DATA LISTING:

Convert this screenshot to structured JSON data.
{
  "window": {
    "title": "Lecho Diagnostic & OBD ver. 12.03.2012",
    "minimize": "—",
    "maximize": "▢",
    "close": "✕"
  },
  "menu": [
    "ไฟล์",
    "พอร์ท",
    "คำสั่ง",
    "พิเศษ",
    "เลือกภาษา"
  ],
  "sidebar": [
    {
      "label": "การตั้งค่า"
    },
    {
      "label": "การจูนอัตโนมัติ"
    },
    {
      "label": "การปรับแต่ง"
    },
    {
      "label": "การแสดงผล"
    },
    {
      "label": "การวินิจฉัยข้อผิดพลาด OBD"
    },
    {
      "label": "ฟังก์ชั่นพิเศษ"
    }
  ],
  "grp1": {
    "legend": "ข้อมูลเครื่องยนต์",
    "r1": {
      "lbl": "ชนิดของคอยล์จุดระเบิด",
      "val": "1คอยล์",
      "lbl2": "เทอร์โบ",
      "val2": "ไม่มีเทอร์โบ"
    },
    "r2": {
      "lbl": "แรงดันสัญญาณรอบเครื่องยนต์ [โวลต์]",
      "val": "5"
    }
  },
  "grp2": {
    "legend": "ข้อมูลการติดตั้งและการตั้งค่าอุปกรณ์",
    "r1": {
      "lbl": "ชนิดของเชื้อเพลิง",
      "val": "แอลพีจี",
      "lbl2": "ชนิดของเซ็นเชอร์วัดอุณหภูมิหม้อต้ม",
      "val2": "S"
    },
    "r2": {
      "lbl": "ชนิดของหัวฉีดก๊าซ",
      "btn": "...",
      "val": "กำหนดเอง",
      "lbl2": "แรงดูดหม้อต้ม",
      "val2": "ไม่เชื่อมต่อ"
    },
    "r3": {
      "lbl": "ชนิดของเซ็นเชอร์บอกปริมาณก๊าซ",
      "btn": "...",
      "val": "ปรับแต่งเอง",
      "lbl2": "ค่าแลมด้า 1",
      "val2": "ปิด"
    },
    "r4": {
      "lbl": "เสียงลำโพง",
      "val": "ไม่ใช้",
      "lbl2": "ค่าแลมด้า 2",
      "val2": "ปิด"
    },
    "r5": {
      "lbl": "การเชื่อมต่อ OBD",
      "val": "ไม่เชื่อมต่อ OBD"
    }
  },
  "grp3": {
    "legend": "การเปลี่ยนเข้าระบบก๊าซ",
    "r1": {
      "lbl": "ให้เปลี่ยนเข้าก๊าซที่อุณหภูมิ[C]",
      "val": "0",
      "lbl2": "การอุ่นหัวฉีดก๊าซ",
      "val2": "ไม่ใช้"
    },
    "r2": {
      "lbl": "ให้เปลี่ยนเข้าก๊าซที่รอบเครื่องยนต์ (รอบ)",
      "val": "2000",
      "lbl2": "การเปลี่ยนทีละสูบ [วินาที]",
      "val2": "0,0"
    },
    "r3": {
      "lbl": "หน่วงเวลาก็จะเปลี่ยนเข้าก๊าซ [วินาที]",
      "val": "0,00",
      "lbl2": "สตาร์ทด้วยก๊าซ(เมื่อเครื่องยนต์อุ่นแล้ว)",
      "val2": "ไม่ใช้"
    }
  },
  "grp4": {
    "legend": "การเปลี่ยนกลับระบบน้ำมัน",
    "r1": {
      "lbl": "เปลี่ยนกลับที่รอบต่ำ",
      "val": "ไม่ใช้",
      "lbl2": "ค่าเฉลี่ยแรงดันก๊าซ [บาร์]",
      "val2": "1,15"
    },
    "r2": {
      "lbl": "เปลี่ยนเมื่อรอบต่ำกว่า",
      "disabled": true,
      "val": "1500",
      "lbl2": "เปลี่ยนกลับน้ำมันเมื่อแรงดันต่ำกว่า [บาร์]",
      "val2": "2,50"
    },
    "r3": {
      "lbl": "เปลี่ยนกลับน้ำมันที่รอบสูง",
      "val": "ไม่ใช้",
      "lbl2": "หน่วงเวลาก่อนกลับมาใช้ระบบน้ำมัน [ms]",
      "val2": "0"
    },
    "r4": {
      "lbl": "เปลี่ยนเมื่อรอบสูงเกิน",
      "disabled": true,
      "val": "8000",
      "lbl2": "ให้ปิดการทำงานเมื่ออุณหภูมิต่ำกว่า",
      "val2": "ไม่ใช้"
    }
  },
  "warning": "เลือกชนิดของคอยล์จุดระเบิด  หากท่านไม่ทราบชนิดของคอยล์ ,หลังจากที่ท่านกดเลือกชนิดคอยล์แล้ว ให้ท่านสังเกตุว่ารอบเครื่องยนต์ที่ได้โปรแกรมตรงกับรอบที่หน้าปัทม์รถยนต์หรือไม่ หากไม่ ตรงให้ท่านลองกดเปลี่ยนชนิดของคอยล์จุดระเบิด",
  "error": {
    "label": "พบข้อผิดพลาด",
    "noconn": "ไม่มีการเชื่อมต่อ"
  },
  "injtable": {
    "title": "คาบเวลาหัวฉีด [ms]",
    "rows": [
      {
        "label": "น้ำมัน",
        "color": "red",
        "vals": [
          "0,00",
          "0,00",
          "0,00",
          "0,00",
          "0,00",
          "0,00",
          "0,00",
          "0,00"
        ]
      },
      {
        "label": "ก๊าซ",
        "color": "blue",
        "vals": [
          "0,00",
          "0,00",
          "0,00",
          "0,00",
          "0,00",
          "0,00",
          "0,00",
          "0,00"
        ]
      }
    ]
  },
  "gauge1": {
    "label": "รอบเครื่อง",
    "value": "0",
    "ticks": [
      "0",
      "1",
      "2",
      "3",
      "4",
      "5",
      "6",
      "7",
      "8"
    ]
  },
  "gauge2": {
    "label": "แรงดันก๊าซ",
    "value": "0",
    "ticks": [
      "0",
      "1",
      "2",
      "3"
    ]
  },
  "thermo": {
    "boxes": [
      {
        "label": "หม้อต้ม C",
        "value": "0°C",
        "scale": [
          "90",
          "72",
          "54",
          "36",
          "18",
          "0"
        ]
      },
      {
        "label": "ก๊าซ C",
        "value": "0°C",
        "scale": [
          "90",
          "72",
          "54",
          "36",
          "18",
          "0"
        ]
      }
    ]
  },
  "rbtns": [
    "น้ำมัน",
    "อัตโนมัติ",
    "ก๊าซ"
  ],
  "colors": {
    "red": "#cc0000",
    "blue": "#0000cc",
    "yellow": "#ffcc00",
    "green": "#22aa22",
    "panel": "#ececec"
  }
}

WHAT THE TASK REQUIRES: Make a copy of each line that contains the string "ยนกล".

RESULT OF THE TASK:
    "legend": "การเปลี่ยนกลับระบบน้ำมัน",
      "lbl": "เปลี่ยนกลับที่รอบต่ำ",
      "lbl2": "เปลี่ยนกลับน้ำมันเมื่อแรงดันต่ำกว่า [บาร์]",
      "lbl": "เปลี่ยนกลับน้ำมันที่รอบสูง",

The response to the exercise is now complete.